## Passage to read

◇ ◇ ◇ ◇

The guy's got six months of data sampled weekly -- call it 26 data points. I really think smoothing + integral transforms is overkill (and probably overfitting!). Such a short series probably only tells you where you are and how fast things have been changing lately.

EDIT: Sorry, I went back and read again, and I may have gotten this wrong. In the OP, kdbnlin78 says the data are sampled daily. But then later he says they're sampled on Fridays. So I'm not sure if he has 26 or 180 data points. But the point stands.

12. Jul 18, 2011

### kdbnlin78

13. Jul 18, 2011

### pmsrw3

Oh, 1100... Well, that puts a bit of a different complexion on things.

You know, I think you should try http://en.wikipedia.org/wiki/LOESS" [Broken].

◇ ◇ ◇ ◇

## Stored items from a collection
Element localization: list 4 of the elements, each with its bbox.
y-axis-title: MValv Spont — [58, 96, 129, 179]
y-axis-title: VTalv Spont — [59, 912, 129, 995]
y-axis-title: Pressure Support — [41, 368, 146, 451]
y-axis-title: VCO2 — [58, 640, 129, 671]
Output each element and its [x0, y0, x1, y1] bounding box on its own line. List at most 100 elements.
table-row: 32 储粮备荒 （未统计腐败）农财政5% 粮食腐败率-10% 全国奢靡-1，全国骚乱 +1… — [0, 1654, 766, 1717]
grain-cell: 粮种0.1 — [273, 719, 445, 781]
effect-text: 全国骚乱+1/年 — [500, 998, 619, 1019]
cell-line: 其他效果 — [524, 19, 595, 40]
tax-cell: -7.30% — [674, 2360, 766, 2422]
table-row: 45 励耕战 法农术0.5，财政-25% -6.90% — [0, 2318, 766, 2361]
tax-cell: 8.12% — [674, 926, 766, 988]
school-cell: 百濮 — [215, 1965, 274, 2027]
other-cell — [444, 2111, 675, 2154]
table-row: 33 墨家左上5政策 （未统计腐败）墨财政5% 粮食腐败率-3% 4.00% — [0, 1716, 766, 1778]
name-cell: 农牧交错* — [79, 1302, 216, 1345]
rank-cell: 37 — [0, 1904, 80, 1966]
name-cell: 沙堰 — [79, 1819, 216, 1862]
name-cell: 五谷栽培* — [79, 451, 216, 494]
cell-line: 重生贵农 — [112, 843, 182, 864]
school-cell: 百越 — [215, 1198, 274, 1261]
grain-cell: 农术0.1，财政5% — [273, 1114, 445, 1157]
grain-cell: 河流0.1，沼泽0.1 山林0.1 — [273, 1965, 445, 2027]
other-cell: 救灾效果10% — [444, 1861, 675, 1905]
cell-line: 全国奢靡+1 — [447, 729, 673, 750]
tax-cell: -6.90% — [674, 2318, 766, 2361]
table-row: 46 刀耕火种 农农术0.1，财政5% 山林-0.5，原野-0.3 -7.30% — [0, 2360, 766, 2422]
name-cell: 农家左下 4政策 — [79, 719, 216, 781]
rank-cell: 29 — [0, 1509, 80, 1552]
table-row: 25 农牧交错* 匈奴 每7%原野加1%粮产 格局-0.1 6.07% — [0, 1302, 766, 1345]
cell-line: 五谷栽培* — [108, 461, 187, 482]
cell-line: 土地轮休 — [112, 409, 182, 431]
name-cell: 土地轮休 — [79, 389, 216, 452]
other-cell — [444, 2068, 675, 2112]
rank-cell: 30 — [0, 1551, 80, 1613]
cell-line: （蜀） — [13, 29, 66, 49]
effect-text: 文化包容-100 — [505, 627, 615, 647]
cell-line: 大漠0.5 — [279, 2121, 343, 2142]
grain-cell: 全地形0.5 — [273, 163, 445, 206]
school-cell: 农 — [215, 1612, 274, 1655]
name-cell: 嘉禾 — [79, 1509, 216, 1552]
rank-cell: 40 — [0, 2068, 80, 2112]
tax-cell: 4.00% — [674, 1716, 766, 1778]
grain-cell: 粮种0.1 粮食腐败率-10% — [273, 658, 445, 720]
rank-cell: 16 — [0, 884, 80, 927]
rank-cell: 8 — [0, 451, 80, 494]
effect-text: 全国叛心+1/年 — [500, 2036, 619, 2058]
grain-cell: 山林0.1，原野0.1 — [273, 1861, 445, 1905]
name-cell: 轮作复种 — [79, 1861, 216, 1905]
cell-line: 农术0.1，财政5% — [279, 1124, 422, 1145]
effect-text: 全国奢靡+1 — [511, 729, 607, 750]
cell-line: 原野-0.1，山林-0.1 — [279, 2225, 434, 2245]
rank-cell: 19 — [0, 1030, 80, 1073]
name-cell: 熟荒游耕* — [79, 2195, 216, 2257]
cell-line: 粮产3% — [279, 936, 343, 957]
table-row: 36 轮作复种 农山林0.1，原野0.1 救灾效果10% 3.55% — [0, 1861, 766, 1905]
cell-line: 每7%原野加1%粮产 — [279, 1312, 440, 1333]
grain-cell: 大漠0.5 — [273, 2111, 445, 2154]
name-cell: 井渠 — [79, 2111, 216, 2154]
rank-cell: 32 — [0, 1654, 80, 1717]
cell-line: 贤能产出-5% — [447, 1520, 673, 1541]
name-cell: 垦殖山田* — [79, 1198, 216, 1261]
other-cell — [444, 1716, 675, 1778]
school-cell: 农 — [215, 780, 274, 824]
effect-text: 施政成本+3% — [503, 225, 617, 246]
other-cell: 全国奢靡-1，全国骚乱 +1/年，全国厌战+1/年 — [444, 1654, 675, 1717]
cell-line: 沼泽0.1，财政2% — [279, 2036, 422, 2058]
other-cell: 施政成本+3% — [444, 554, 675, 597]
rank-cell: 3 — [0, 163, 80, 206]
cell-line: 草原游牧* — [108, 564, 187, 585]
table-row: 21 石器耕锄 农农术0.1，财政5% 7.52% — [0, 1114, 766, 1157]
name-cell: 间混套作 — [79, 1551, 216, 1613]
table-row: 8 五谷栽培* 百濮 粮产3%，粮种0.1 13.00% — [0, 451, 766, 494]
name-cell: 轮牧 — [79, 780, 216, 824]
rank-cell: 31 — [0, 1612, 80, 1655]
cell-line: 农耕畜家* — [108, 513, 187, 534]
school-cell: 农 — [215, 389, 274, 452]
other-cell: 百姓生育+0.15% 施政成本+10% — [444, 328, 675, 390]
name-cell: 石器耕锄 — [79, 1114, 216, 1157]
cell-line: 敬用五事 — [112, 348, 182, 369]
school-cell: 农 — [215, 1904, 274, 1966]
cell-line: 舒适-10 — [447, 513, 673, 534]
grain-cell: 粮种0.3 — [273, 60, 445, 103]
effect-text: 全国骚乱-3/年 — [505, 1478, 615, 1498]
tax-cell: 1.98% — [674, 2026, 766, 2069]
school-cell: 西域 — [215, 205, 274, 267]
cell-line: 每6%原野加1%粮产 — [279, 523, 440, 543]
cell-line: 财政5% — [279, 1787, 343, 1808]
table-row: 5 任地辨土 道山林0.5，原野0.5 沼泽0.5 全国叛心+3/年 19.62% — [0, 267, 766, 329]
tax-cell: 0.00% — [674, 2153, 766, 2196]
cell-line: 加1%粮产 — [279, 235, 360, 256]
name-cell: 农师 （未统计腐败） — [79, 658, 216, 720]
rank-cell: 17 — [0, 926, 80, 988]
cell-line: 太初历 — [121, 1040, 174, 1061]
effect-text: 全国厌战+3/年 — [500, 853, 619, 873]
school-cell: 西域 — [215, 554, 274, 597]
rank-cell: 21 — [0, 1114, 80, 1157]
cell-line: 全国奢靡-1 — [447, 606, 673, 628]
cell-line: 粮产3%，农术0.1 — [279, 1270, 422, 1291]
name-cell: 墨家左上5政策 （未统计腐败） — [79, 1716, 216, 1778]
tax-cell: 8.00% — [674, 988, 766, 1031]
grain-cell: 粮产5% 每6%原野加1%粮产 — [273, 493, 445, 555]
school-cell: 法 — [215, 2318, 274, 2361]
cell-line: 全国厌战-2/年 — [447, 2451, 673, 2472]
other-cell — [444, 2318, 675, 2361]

◇ ◇ ◇ ◇

## What to work on
a. Do these statements agree with the smoothing thread? Answer yes or no for each, and quote the deciding words of the thread.
(i) The first poster considers smoothing plus integral transforms to be overkill.
(ii) The first poster is certain that the series has 26 data points.
(iii) pmsrw3 says the figure 1100 changes the picture.
b. Carry on writing the smoothing thread, starting right after its final post.

## Answers by task
a.
(i) Yes: "I really think smoothing + integral transforms is overkill"
(ii) No: "So I'm not sure if he has 26 or 180 data points."
(iii) Yes: "Oh, 1100... Well, that puts a bit of a different complexion on things."

b.
Last edited by a moderator: May 5, 2017
14. Jul 18, 2011

### kdbnlin78

Ok - Local regression. I awsn't aware of it as a technique. I think you may be right though, looks like a good technique for my problem. An unknown function representing the data and my needs for a forecast.

(Edit: I see that the technique is local since all we are doing are Taylor expansions - makes sense now)

Thank you very much for that - I'll search the term and do some reading!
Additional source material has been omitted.